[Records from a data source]
>>>

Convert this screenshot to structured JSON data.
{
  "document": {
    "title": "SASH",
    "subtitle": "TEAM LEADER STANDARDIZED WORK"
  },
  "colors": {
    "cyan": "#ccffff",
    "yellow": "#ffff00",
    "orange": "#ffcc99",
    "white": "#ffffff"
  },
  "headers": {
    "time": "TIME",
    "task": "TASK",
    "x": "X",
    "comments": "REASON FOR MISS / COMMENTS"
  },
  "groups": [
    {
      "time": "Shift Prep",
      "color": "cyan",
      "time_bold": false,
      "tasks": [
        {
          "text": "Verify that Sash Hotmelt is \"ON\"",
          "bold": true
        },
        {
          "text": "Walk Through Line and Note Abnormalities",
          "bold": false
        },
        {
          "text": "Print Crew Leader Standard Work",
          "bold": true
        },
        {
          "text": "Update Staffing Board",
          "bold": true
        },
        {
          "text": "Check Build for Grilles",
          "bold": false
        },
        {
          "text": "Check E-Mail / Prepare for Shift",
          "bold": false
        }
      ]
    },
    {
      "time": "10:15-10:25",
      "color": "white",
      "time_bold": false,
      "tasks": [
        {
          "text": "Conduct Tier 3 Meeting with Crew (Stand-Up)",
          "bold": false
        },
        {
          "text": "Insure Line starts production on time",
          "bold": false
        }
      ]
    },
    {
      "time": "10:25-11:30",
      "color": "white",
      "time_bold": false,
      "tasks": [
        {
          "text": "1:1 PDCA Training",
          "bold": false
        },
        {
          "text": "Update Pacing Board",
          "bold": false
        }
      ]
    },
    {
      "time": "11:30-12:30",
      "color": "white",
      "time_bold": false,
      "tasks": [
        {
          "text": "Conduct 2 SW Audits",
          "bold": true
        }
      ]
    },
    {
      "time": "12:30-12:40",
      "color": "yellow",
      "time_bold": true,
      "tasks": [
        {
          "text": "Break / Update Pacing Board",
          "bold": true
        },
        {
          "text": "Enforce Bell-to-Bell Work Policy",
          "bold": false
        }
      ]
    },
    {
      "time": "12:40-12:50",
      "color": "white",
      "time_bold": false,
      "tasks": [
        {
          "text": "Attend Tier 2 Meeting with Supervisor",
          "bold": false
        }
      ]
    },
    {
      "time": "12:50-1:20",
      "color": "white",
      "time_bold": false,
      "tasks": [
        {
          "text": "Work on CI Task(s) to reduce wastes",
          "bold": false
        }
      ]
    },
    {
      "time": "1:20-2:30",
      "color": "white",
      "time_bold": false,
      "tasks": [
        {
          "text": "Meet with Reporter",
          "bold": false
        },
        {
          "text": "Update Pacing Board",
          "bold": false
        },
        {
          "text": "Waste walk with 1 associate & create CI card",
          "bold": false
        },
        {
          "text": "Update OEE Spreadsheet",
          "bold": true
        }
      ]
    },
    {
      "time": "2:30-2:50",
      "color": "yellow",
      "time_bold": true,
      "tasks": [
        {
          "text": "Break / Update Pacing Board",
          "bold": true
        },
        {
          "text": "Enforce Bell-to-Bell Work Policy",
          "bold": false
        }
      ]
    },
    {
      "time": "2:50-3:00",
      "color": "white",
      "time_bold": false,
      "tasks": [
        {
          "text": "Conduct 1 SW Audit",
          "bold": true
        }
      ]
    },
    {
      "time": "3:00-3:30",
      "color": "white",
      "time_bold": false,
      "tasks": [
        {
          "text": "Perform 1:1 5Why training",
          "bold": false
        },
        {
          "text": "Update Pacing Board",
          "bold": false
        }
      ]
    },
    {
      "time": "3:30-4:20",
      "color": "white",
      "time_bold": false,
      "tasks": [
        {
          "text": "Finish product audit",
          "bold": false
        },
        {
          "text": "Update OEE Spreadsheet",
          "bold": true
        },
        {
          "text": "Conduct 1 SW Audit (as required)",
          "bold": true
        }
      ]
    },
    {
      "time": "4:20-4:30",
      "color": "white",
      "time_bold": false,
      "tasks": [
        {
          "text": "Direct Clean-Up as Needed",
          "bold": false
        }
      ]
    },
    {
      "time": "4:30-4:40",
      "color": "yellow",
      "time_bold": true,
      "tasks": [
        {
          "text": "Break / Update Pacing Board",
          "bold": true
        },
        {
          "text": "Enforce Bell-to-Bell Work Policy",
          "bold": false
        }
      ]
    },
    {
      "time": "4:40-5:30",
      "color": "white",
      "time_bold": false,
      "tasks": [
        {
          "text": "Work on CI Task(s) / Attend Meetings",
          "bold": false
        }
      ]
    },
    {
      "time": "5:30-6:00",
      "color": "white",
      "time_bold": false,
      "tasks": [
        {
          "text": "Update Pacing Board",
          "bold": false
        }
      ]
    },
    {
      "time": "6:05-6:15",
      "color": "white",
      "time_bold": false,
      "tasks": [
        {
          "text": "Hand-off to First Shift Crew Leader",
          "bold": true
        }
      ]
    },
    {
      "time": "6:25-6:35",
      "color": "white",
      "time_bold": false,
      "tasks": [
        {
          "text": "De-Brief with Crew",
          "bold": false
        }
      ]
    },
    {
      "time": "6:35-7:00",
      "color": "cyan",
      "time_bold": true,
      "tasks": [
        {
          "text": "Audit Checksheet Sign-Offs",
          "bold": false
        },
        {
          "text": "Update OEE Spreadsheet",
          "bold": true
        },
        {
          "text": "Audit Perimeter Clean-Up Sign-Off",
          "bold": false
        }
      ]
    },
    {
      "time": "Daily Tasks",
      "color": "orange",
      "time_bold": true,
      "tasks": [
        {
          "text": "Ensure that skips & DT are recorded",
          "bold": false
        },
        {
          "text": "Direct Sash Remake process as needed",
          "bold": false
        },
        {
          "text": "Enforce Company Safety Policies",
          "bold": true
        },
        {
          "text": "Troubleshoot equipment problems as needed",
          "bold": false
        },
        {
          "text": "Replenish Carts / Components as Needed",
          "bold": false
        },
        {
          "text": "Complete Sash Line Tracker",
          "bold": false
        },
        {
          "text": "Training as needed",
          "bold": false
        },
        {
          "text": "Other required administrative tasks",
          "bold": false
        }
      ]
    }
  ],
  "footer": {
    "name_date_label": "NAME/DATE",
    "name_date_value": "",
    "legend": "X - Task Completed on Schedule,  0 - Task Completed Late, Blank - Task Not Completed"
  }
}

<<<

Task to complete:
Write the data from above out again, exactly.

Written response:
Convert this screenshot to structured JSON data.
{
  "document": {
    "title": "SASH",
    "subtitle": "TEAM LEADER STANDARDIZED WORK"
  },
  "colors": {
    "cyan": "#ccffff",
    "yellow": "#ffff00",
    "orange": "#ffcc99",
    "white": "#ffffff"
  },
  "headers": {
    "time": "TIME",
    "task": "TASK",
    "x": "X",
    "comments": "REASON FOR MISS / COMMENTS"
  },
  "groups": [
    {
      "time": "Shift Prep",
      "color": "cyan",
      "time_bold": false,
      "tasks": [
        {
          "text": "Verify that Sash Hotmelt is \"ON\"",
          "bold": true
        },
        {
          "text": "Walk Through Line and Note Abnormalities",
          "bold": false
        },
        {
          "text": "Print Crew Leader Standard Work",
          "bold": true
        },
        {
          "text": "Update Staffing Board",
          "bold": true
        },
        {
          "text": "Check Build for Grilles",
          "bold": false
        },
        {
          "text": "Check E-Mail / Prepare for Shift",
          "bold": false
        }
      ]
    },
    {
      "time": "10:15-10:25",
      "color": "white",
      "time_bold": false,
      "tasks": [
        {
          "text": "Conduct Tier 3 Meeting with Crew (Stand-Up)",
          "bold": false
        },
        {
          "text": "Insure Line starts production on time",
          "bold": false
        }
      ]
    },
    {
      "time": "10:25-11:30",
      "color": "white",
      "time_bold": false,
      "tasks": [
        {
          "text": "1:1 PDCA Training",
          "bold": false
        },
        {
          "text": "Update Pacing Board",
          "bold": false
        }
      ]
    },
    {
      "time": "11:30-12:30",
      "color": "white",
      "time_bold": false,
      "tasks": [
        {
          "text": "Conduct 2 SW Audits",
          "bold": true
        }
      ]
    },
    {
      "time": "12:30-12:40",
      "color": "yellow",
      "time_bold": true,
      "tasks": [
        {
          "text": "Break / Update Pacing Board",
          "bold": true
        },
        {
          "text": "Enforce Bell-to-Bell Work Policy",
          "bold": false
        }
      ]
    },
    {
      "time": "12:40-12:50",
      "color": "white",
      "time_bold": false,
      "tasks": [
        {
          "text": "Attend Tier 2 Meeting with Supervisor",
          "bold": false
        }
      ]
    },
    {
      "time": "12:50-1:20",
      "color": "white",
      "time_bold": false,
      "tasks": [
        {
          "text": "Work on CI Task(s) to reduce wastes",
          "bold": false
        }
      ]
    },
    {
      "time": "1:20-2:30",
      "color": "white",
      "time_bold": false,
      "tasks": [
        {
          "text": "Meet with Reporter",
          "bold": false
        },
        {
          "text": "Update Pacing Board",
          "bold": false
        },
        {
          "text": "Waste walk with 1 associate & create CI card",
          "bold": false
        },
        {
          "text": "Update OEE Spreadsheet",
          "bold": true
        }
      ]
    },
    {
      "time": "2:30-2:50",
      "color": "yellow",
      "time_bold": true,
      "tasks": [
        {
          "text": "Break / Update Pacing Board",
          "bold": true
        },
        {
          "text": "Enforce Bell-to-Bell Work Policy",
          "bold": false
        }
      ]
    },
    {
      "time": "2:50-3:00",
      "color": "white",
      "time_bold": false,
      "tasks": [
        {
          "text": "Conduct 1 SW Audit",
          "bold": true
        }
      ]
    },
    {
      "time": "3:00-3:30",
      "color": "white",
      "time_bold": false,
      "tasks": [
        {
          "text": "Perform 1:1 5Why training",
          "bold": false
        },
        {
          "text": "Update Pacing Board",
          "bold": false
        }
      ]
    },
    {
      "time": "3:30-4:20",
      "color": "white",
      "time_bold": false,
      "tasks": [
        {
          "text": "Finish product audit",
          "bold": false
        },
        {
          "text": "Update OEE Spreadsheet",
          "bold": true
        },
        {
          "text": "Conduct 1 SW Audit (as required)",
          "bold": true
        }
      ]
    },
    {
      "time": "4:20-4:30",
      "color": "white",
      "time_bold": false,
      "tasks": [
        {
          "text": "Direct Clean-Up as Needed",
          "bold": false
        }
      ]
    },
    {
      "time": "4:30-4:40",
      "color": "yellow",
      "time_bold": true,
      "tasks": [
        {
          "text": "Break / Update Pacing Board",
          "bold": true
        },
        {
          "text": "Enforce Bell-to-Bell Work Policy",
          "bold": false
        }
      ]
    },
    {
      "time": "4:40-5:30",
      "color": "white",
      "time_bold": false,
      "tasks": [
        {
          "text": "Work on CI Task(s) / Attend Meetings",
          "bold": false
        }
      ]
    },
    {
      "time": "5:30-6:00",
      "color": "white",
      "time_bold": false,
      "tasks": [
        {
          "text": "Update Pacing Board",
          "bold": false
        }
      ]
    },
    {
      "time": "6:05-6:15",
      "color": "white",
      "time_bold": false,
      "tasks": [
        {
          "text": "Hand-off to First Shift Crew Leader",
          "bold": true
        }
      ]
    },
    {
      "time": "6:25-6:35",
      "color": "white",
      "time_bold": false,
      "tasks": [
        {
          "text": "De-Brief with Crew",
          "bold": false
        }
      ]
    },
    {
      "time": "6:35-7:00",
      "color": "cyan",
      "time_bold": true,
      "tasks": [
        {
          "text": "Audit Checksheet Sign-Offs",
          "bold": false
        },
        {
          "text": "Update OEE Spreadsheet",
          "bold": true
        },
        {
          "text": "Audit Perimeter Clean-Up Sign-Off",
          "bold": false
        }
      ]
    },
    {
      "time": "Daily Tasks",
      "color": "orange",
      "time_bold": true,
      "tasks": [
        {
          "text": "Ensure that skips & DT are recorded",
          "bold": false
        },
        {
          "text": "Direct Sash Remake process as needed",
          "bold": false
        },
        {
          "text": "Enforce Company Safety Policies",
          "bold": true
        },
        {
          "text": "Troubleshoot equipment problems as needed",
          "bold": false
        },
        {
          "text": "Replenish Carts / Components as Needed",
          "bold": false
        },
        {
          "text": "Complete Sash Line Tracker",
          "bold": false
        },
        {
          "text": "Training as needed",
          "bold": false
        },
        {
          "text": "Other required administrative tasks",
          "bold": false
        }
      ]
    }
  ],
  "footer": {
    "name_date_label": "NAME/DATE",
    "name_date_value": "",
    "legend": "X - Task Completed on Schedule,  0 - Task Completed Late, Blank - Task Not Completed"
  }
}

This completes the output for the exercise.